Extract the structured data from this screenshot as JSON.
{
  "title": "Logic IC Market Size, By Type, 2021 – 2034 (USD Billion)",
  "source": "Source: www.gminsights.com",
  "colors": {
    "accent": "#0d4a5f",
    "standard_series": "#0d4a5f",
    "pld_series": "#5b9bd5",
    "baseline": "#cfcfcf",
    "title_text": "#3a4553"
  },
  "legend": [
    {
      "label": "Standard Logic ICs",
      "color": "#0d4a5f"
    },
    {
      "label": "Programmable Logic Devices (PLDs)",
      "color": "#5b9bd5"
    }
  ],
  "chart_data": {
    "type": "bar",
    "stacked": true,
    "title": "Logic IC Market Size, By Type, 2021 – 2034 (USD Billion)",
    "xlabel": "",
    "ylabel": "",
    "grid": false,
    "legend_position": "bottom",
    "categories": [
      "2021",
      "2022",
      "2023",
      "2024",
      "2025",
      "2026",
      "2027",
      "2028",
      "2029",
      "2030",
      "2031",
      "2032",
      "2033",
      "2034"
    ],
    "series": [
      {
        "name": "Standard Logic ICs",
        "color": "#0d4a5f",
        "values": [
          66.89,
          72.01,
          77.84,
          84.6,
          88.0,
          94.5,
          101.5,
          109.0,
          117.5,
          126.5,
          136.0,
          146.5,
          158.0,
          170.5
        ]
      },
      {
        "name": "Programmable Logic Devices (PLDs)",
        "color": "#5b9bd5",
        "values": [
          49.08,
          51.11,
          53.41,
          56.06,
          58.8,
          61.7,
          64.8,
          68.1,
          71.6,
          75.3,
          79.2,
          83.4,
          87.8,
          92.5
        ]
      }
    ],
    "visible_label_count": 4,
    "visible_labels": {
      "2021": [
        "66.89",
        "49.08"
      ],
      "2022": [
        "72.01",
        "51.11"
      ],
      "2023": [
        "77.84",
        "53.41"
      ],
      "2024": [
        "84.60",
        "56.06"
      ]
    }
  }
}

————

## TASK INSTRUCTIONS
Go through the records. Copy each line where "Billion" appears.

## EXERCISE ANSWER
  "title": "Logic IC Market Size, By Type, 2021 – 2034 (USD Billion)",
    "title": "Logic IC Market Size, By Type, 2021 – 2034 (USD Billion)",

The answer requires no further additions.